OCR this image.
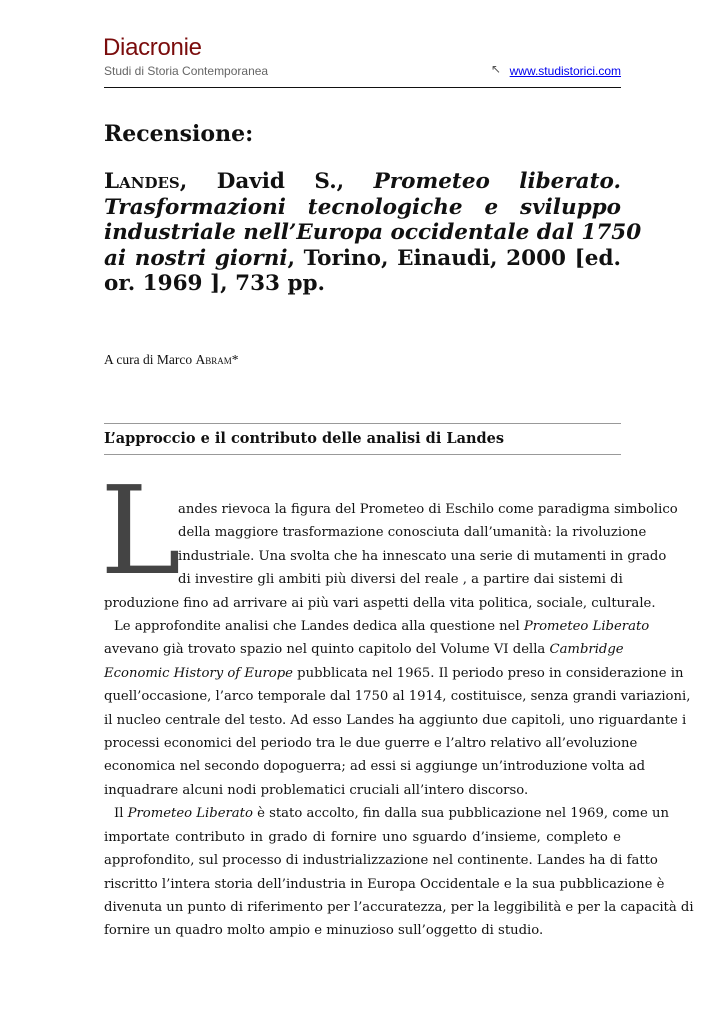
Diacronie
Studi di Storia Contemporanea	↖ www.studistorici.com
Recensione:
Landes, David S., Prometeo liberato.
Trasformazioni tecnologiche e sviluppo
industriale nell’Europa occidentale dal 1750
ai nostri giorni, Torino, Einaudi, 2000 [ed.
or. 1969 ], 733 pp.
A cura di Marco Abram*
L’approccio e il contributo delle analisi di Landes
L
andes rievoca la figura del Prometeo di Eschilo come paradigma simbolico
della maggiore trasformazione conosciuta dall’umanità: la rivoluzione
industriale. Una svolta che ha innescato una serie di mutamenti in grado
di investire gli ambiti più diversi del reale , a partire dai sistemi di
produzione fino ad arrivare ai più vari aspetti della vita politica, sociale, culturale.
Le approfondite analisi che Landes dedica alla questione nel Prometeo Liberato
avevano già trovato spazio nel quinto capitolo del Volume VI della Cambridge
Economic History of Europe pubblicata nel 1965. Il periodo preso in considerazione in
quell’occasione, l’arco temporale dal 1750 al 1914, costituisce, senza grandi variazioni,
il nucleo centrale del testo. Ad esso Landes ha aggiunto due capitoli, uno riguardante i
processi economici del periodo tra le due guerre e l’altro relativo all’evoluzione
economica nel secondo dopoguerra; ad essi si aggiunge un’introduzione volta ad
inquadrare alcuni nodi problematici cruciali all’intero discorso.
Il Prometeo Liberato è stato accolto, fin dalla sua pubblicazione nel 1969, come un
importate contributo in grado di fornire uno sguardo d’insieme, completo e
approfondito, sul processo di industrializzazione nel continente. Landes ha di fatto
riscritto l’intera storia dell’industria in Europa Occidentale e la sua pubblicazione è
divenuta un punto di riferimento per l’accuratezza, per la leggibilità e per la capacità di
fornire un quadro molto ampio e minuzioso sull’oggetto di studio.
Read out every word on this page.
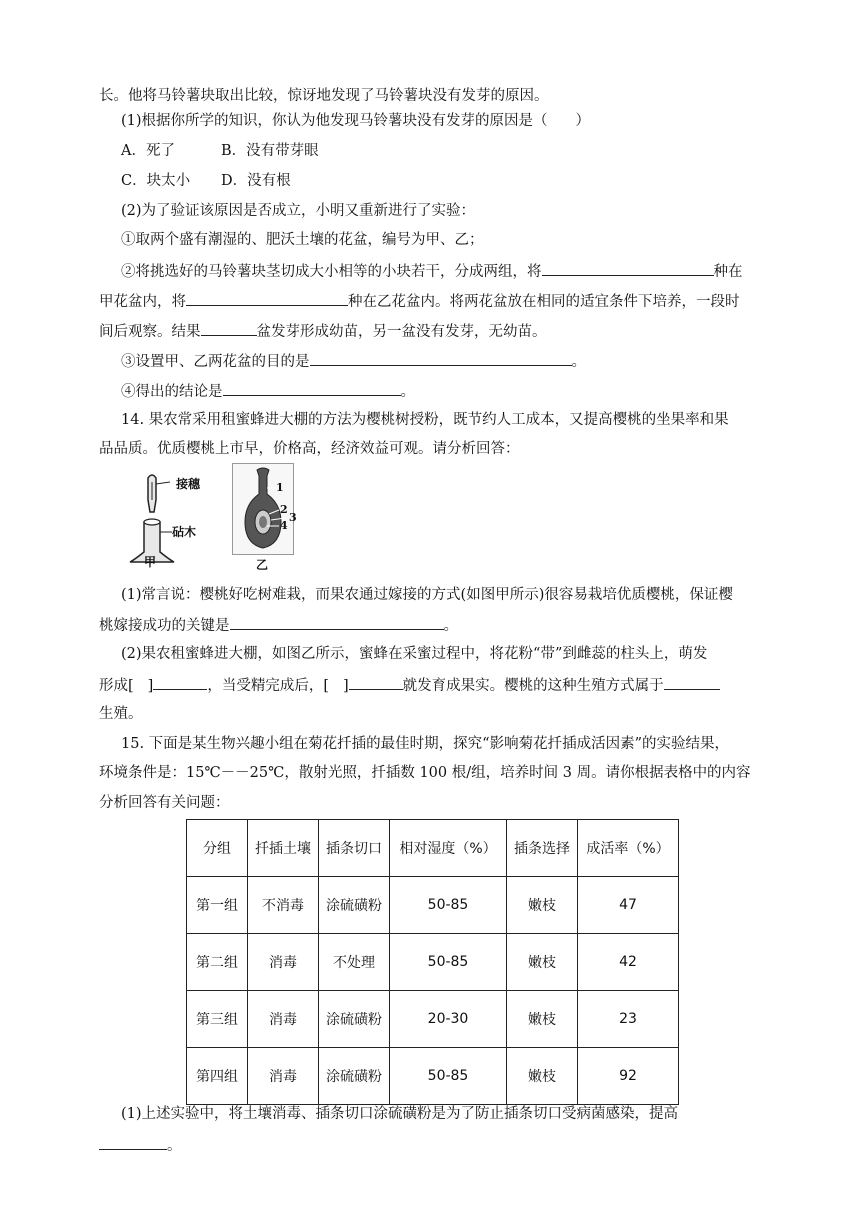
长。他将马铃薯块取出比较，惊讶地发现了马铃薯块没有发芽的原因。
(1)根据你所学的知识，你认为他发现马铃薯块没有发芽的原因是（ ）
A．死了	B．没有带芽眼
C．块太小 D．没有根
(2)为了验证该原因是否成立，小明又重新进行了实验：
①取两个盛有潮湿的、肥沃土壤的花盆，编号为甲、乙；
②将挑选好的马铃薯块茎切成大小相等的小块若干，分成两组，将	种在
甲花盆内，将	种在乙花盆内。将两花盆放在相同的适宜条件下培养，一段时
间后观察。结果	盆发芽形成幼苗，另一盆没有发芽，无幼苗。
③设置甲、乙两花盆的目的是	。
④得出的结论是	。
14. 果农常采用租蜜蜂进大棚的方法为樱桃树授粉，既节约人工成本，又提高樱桃的坐果率和果
品品质。优质樱桃上市早，价格高，经济效益可观。请分析回答：
接穗
砧木
甲
1
2
3
4
乙
(1)常言说：樱桃好吃树难栽，而果农通过嫁接的方式(如图甲所示)很容易栽培优质樱桃，保证樱
桃嫁接成功的关键是	。
(2)果农租蜜蜂进大棚，如图乙所示，蜜蜂在采蜜过程中，将花粉“带”到雌蕊的柱头上，萌发
形成[ ]	，当受精完成后，[ ]	就发育成果实。樱桃的这种生殖方式属于
生殖。
15. 下面是某生物兴趣小组在菊花扦插的最佳时期，探究“影响菊花扦插成活因素”的实验结果，
环境条件是：15℃－－25℃，散射光照，扦插数 100 根/组，培养时间 3 周。请你根据表格中的内容
分析回答有关问题：
分组	扦插土壤	插条切口	相对湿度（%）	插条选择	成活率（%）
第一组	不消毒	涂硫磺粉	50-85	嫩枝	47
第二组	消毒	不处理	50-85	嫩枝	42
第三组	消毒	涂硫磺粉	20-30	嫩枝	23
第四组	消毒	涂硫磺粉	50-85	嫩枝	92
(1)上述实验中，将土壤消毒、插条切口涂硫磺粉是为了防止插条切口受病菌感染，提高
。
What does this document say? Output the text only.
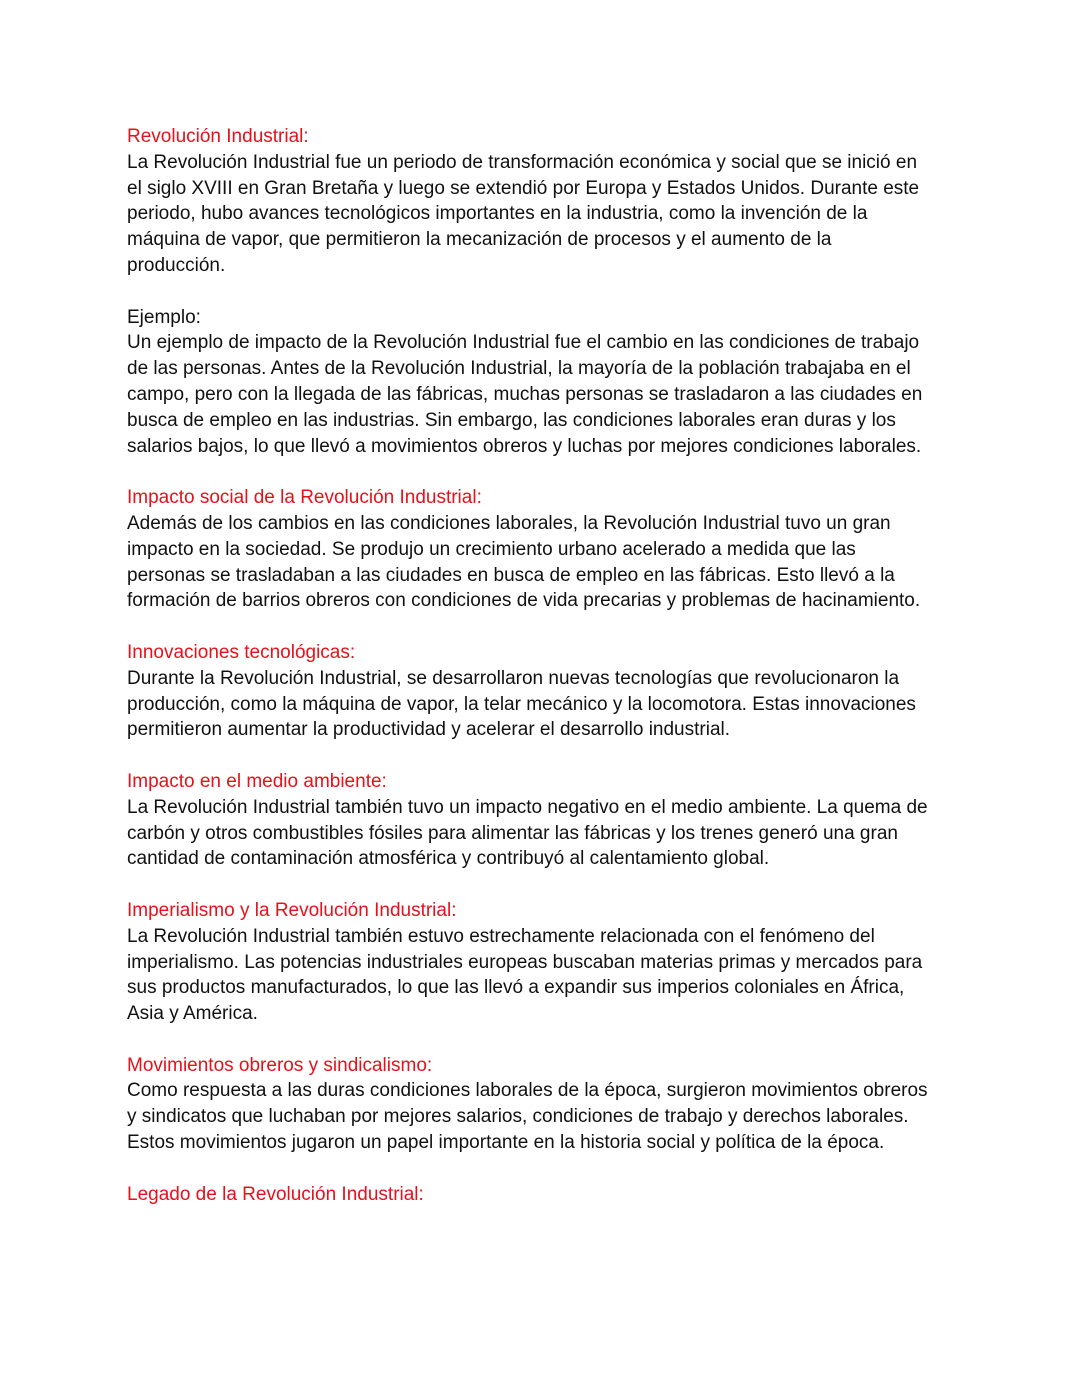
Revolución Industrial:
La Revolución Industrial fue un periodo de transformación económica y social que se inició en
el siglo XVIII en Gran Bretaña y luego se extendió por Europa y Estados Unidos. Durante este
periodo, hubo avances tecnológicos importantes en la industria, como la invención de la
máquina de vapor, que permitieron la mecanización de procesos y el aumento de la
producción.
Ejemplo:
Un ejemplo de impacto de la Revolución Industrial fue el cambio en las condiciones de trabajo
de las personas. Antes de la Revolución Industrial, la mayoría de la población trabajaba en el
campo, pero con la llegada de las fábricas, muchas personas se trasladaron a las ciudades en
busca de empleo en las industrias. Sin embargo, las condiciones laborales eran duras y los
salarios bajos, lo que llevó a movimientos obreros y luchas por mejores condiciones laborales.
Impacto social de la Revolución Industrial:
Además de los cambios en las condiciones laborales, la Revolución Industrial tuvo un gran
impacto en la sociedad. Se produjo un crecimiento urbano acelerado a medida que las
personas se trasladaban a las ciudades en busca de empleo en las fábricas. Esto llevó a la
formación de barrios obreros con condiciones de vida precarias y problemas de hacinamiento.
Innovaciones tecnológicas:
Durante la Revolución Industrial, se desarrollaron nuevas tecnologías que revolucionaron la
producción, como la máquina de vapor, la telar mecánico y la locomotora. Estas innovaciones
permitieron aumentar la productividad y acelerar el desarrollo industrial.
Impacto en el medio ambiente:
La Revolución Industrial también tuvo un impacto negativo en el medio ambiente. La quema de
carbón y otros combustibles fósiles para alimentar las fábricas y los trenes generó una gran
cantidad de contaminación atmosférica y contribuyó al calentamiento global.
Imperialismo y la Revolución Industrial:
La Revolución Industrial también estuvo estrechamente relacionada con el fenómeno del
imperialismo. Las potencias industriales europeas buscaban materias primas y mercados para
sus productos manufacturados, lo que las llevó a expandir sus imperios coloniales en África,
Asia y América.
Movimientos obreros y sindicalismo:
Como respuesta a las duras condiciones laborales de la época, surgieron movimientos obreros
y sindicatos que luchaban por mejores salarios, condiciones de trabajo y derechos laborales.
Estos movimientos jugaron un papel importante en la historia social y política de la época.
Legado de la Revolución Industrial:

- - - -

Set the entries down again exactly. Do not include the images.

▶ COMPLETE ANSWER:
OCR this image.
Diacronie
Studi di Storia Contemporanea	↖ www.studistorici.com
Recensione:
Landes, David S., Prometeo liberato.
Trasformazioni tecnologiche e sviluppo
industriale nell’Europa occidentale dal 1750
ai nostri giorni, Torino, Einaudi, 2000 [ed.
or. 1969 ], 733 pp.
A cura di Marco Abram*
L’approccio e il contributo delle analisi di Landes
L
andes rievoca la figura del Prometeo di Eschilo come paradigma simbolico
della maggiore trasformazione conosciuta dall’umanità: la rivoluzione
industriale. Una svolta che ha innescato una serie di mutamenti in grado
di investire gli ambiti più diversi del reale , a partire dai sistemi di
produzione fino ad arrivare ai più vari aspetti della vita politica, sociale, culturale.
Le approfondite analisi che Landes dedica alla questione nel Prometeo Liberato
avevano già trovato spazio nel quinto capitolo del Volume VI della Cambridge
Economic History of Europe pubblicata nel 1965. Il periodo preso in considerazione in
quell’occasione, l’arco temporale dal 1750 al 1914, costituisce, senza grandi variazioni,
il nucleo centrale del testo. Ad esso Landes ha aggiunto due capitoli, uno riguardante i
processi economici del periodo tra le due guerre e l’altro relativo all’evoluzione
economica nel secondo dopoguerra; ad essi si aggiunge un’introduzione volta ad
inquadrare alcuni nodi problematici cruciali all’intero discorso.
Il Prometeo Liberato è stato accolto, fin dalla sua pubblicazione nel 1969, come un
importate contributo in grado di fornire uno sguardo d’insieme, completo e
approfondito, sul processo di industrializzazione nel continente. Landes ha di fatto
riscritto l’intera storia dell’industria in Europa Occidentale e la sua pubblicazione è
divenuta un punto di riferimento per l’accuratezza, per la leggibilità e per la capacità di
fornire un quadro molto ampio e minuzioso sull’oggetto di studio.
Read out every word on this page.
长。他将马铃薯块取出比较，惊讶地发现了马铃薯块没有发芽的原因。
(1)根据你所学的知识，你认为他发现马铃薯块没有发芽的原因是（ ）
A．死了	B．没有带芽眼
C．块太小 D．没有根
(2)为了验证该原因是否成立，小明又重新进行了实验：
①取两个盛有潮湿的、肥沃土壤的花盆，编号为甲、乙；
②将挑选好的马铃薯块茎切成大小相等的小块若干，分成两组，将	种在
甲花盆内，将	种在乙花盆内。将两花盆放在相同的适宜条件下培养，一段时
间后观察。结果	盆发芽形成幼苗，另一盆没有发芽，无幼苗。
③设置甲、乙两花盆的目的是	。
④得出的结论是	。
14. 果农常采用租蜜蜂进大棚的方法为樱桃树授粉，既节约人工成本，又提高樱桃的坐果率和果
品品质。优质樱桃上市早，价格高，经济效益可观。请分析回答：
接穗
砧木
甲
1
2
3
4
乙
(1)常言说：樱桃好吃树难栽，而果农通过嫁接的方式(如图甲所示)很容易栽培优质樱桃，保证樱
桃嫁接成功的关键是	。
(2)果农租蜜蜂进大棚，如图乙所示，蜜蜂在采蜜过程中，将花粉“带”到雌蕊的柱头上，萌发
形成[ ]	，当受精完成后，[ ]	就发育成果实。樱桃的这种生殖方式属于
生殖。
15. 下面是某生物兴趣小组在菊花扦插的最佳时期，探究“影响菊花扦插成活因素”的实验结果，
环境条件是：15℃－－25℃，散射光照，扦插数 100 根/组，培养时间 3 周。请你根据表格中的内容
分析回答有关问题：
分组	扦插土壤	插条切口	相对湿度（%）	插条选择	成活率（%）
第一组	不消毒	涂硫磺粉	50-85	嫩枝	47
第二组	消毒	不处理	50-85	嫩枝	42
第三组	消毒	涂硫磺粉	20-30	嫩枝	23
第四组	消毒	涂硫磺粉	50-85	嫩枝	92
(1)上述实验中，将土壤消毒、插条切口涂硫磺粉是为了防止插条切口受病菌感染，提高
。
What does this document say? Output the text only.
Revolución Industrial:
La Revolución Industrial fue un periodo de transformación económica y social que se inició en
el siglo XVIII en Gran Bretaña y luego se extendió por Europa y Estados Unidos. Durante este
periodo, hubo avances tecnológicos importantes en la industria, como la invención de la
máquina de vapor, que permitieron la mecanización de procesos y el aumento de la
producción.
Ejemplo:
Un ejemplo de impacto de la Revolución Industrial fue el cambio en las condiciones de trabajo
de las personas. Antes de la Revolución Industrial, la mayoría de la población trabajaba en el
campo, pero con la llegada de las fábricas, muchas personas se trasladaron a las ciudades en
busca de empleo en las industrias. Sin embargo, las condiciones laborales eran duras y los
salarios bajos, lo que llevó a movimientos obreros y luchas por mejores condiciones laborales.
Impacto social de la Revolución Industrial:
Además de los cambios en las condiciones laborales, la Revolución Industrial tuvo un gran
impacto en la sociedad. Se produjo un crecimiento urbano acelerado a medida que las
personas se trasladaban a las ciudades en busca de empleo en las fábricas. Esto llevó a la
formación de barrios obreros con condiciones de vida precarias y problemas de hacinamiento.
Innovaciones tecnológicas:
Durante la Revolución Industrial, se desarrollaron nuevas tecnologías que revolucionaron la
producción, como la máquina de vapor, la telar mecánico y la locomotora. Estas innovaciones
permitieron aumentar la productividad y acelerar el desarrollo industrial.
Impacto en el medio ambiente:
La Revolución Industrial también tuvo un impacto negativo en el medio ambiente. La quema de
carbón y otros combustibles fósiles para alimentar las fábricas y los trenes generó una gran
cantidad de contaminación atmosférica y contribuyó al calentamiento global.
Imperialismo y la Revolución Industrial:
La Revolución Industrial también estuvo estrechamente relacionada con el fenómeno del
imperialismo. Las potencias industriales europeas buscaban materias primas y mercados para
sus productos manufacturados, lo que las llevó a expandir sus imperios coloniales en África,
Asia y América.
Movimientos obreros y sindicalismo:
Como respuesta a las duras condiciones laborales de la época, surgieron movimientos obreros
y sindicatos que luchaban por mejores salarios, condiciones de trabajo y derechos laborales.
Estos movimientos jugaron un papel importante en la historia social y política de la época.
Legado de la Revolución Industrial:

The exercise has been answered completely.